Input:
╔══
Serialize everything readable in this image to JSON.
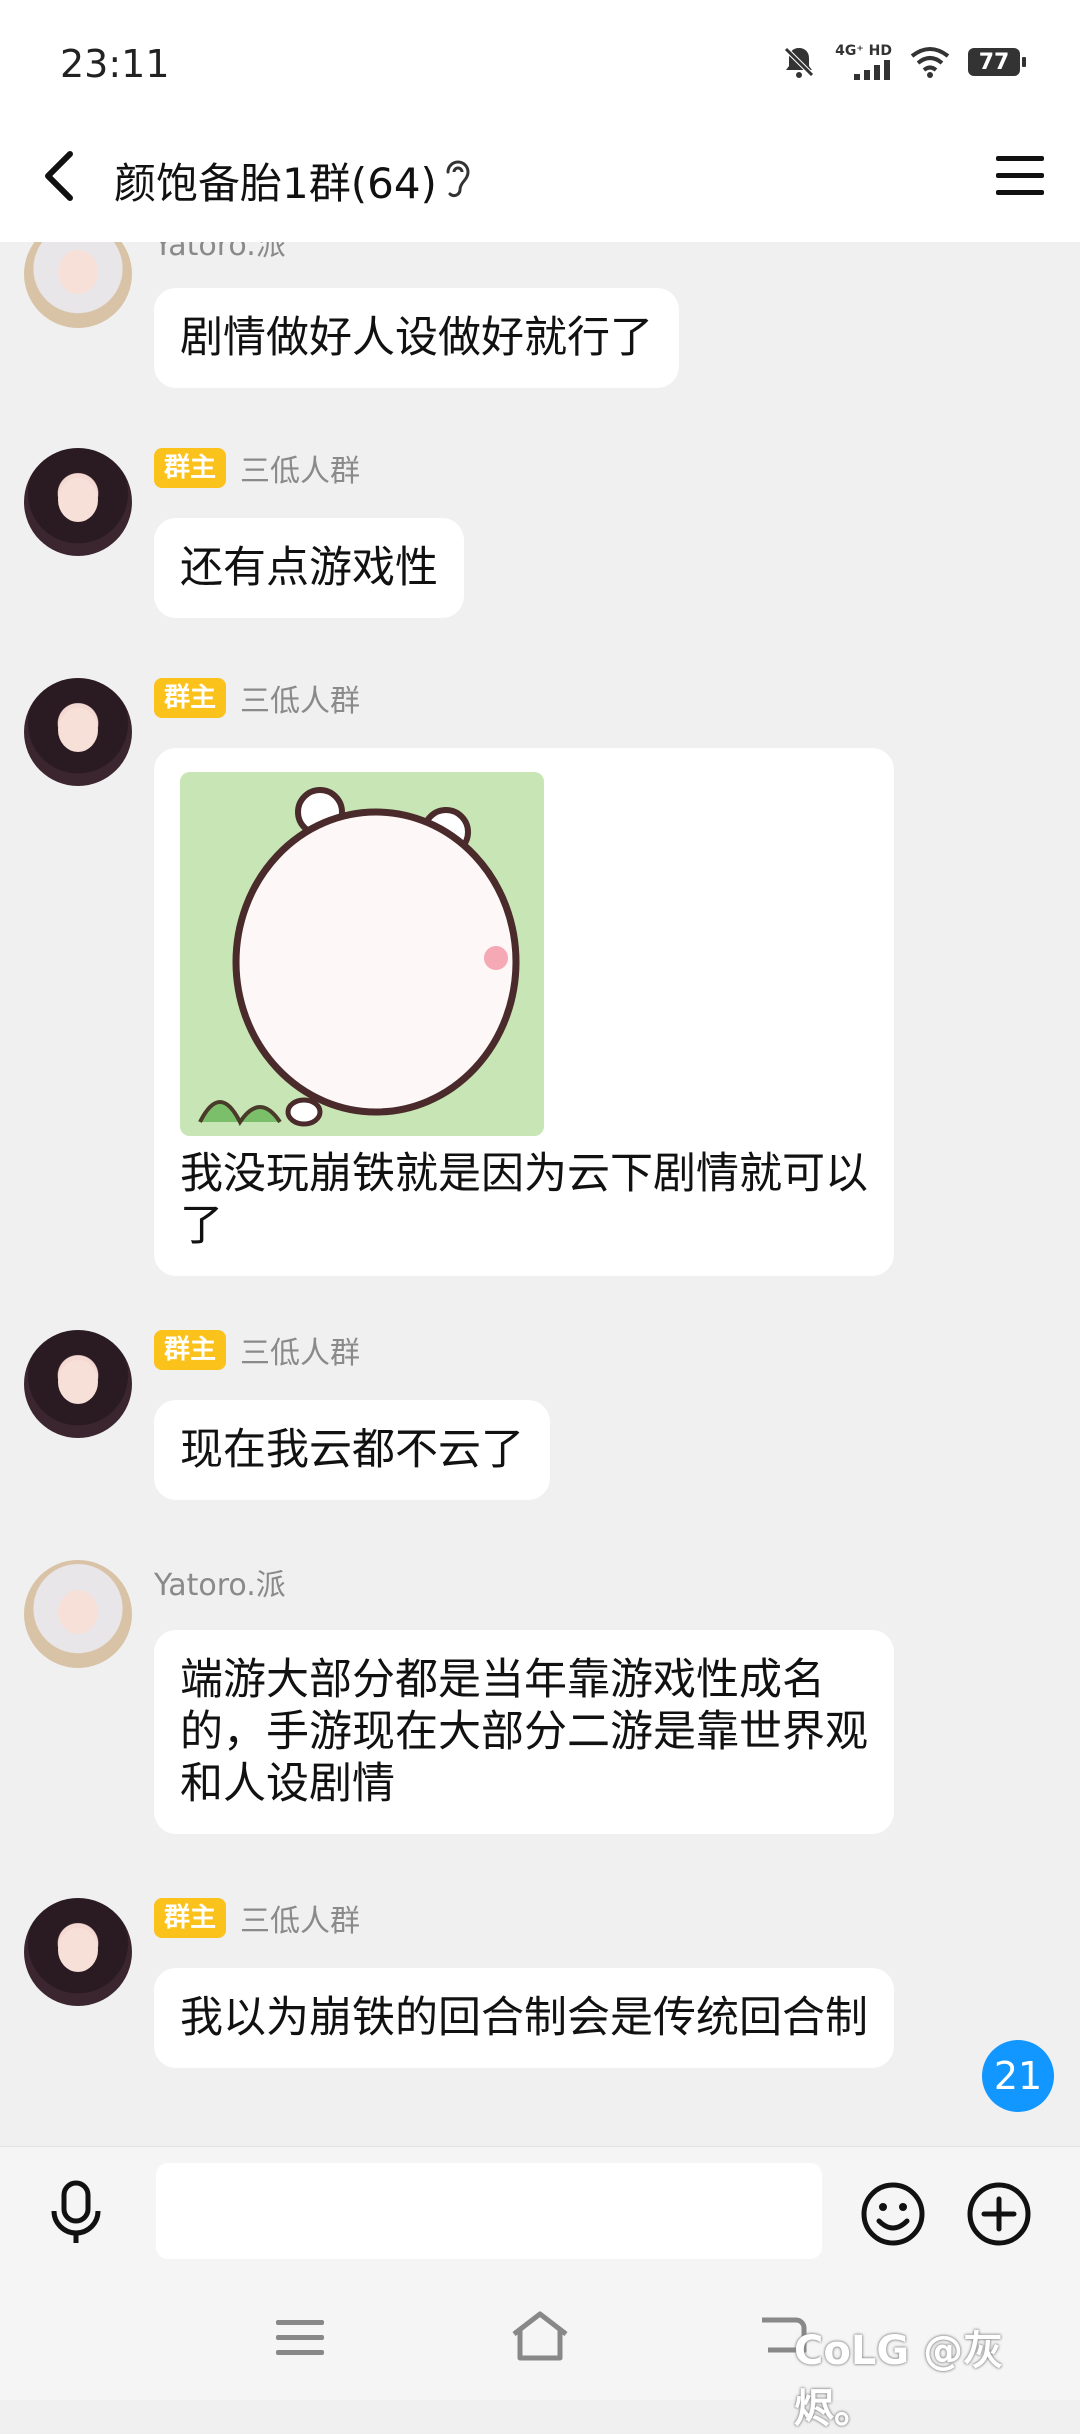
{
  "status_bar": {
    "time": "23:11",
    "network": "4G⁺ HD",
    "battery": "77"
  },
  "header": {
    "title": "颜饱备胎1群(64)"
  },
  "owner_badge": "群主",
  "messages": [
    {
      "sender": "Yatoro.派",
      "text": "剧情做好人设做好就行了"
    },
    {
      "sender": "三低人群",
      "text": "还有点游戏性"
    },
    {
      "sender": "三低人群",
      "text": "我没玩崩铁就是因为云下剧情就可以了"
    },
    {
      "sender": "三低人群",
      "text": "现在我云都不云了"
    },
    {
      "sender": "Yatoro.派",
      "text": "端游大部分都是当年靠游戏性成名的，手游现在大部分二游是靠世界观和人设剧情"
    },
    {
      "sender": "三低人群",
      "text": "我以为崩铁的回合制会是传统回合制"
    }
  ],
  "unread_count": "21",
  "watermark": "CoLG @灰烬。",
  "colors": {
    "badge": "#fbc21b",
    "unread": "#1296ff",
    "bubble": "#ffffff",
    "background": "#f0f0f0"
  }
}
╚══
Copy the records above exactly, leaving out every picture.

Serialize everything readable in this image to JSON.
{
  "status_bar": {
    "time": "23:11",
    "network": "4G⁺ HD",
    "battery": "77"
  },
  "header": {
    "title": "颜饱备胎1群(64)"
  },
  "owner_badge": "群主",
  "messages": [
    {
      "sender": "Yatoro.派",
      "text": "剧情做好人设做好就行了"
    },
    {
      "sender": "三低人群",
      "text": "还有点游戏性"
    },
    {
      "sender": "三低人群",
      "text": "我没玩崩铁就是因为云下剧情就可以了"
    },
    {
      "sender": "三低人群",
      "text": "现在我云都不云了"
    },
    {
      "sender": "Yatoro.派",
      "text": "端游大部分都是当年靠游戏性成名的，手游现在大部分二游是靠世界观和人设剧情"
    },
    {
      "sender": "三低人群",
      "text": "我以为崩铁的回合制会是传统回合制"
    }
  ],
  "unread_count": "21",
  "watermark": "CoLG @灰烬。",
  "colors": {
    "badge": "#fbc21b",
    "unread": "#1296ff",
    "bubble": "#ffffff",
    "background": "#f0f0f0"
  }
}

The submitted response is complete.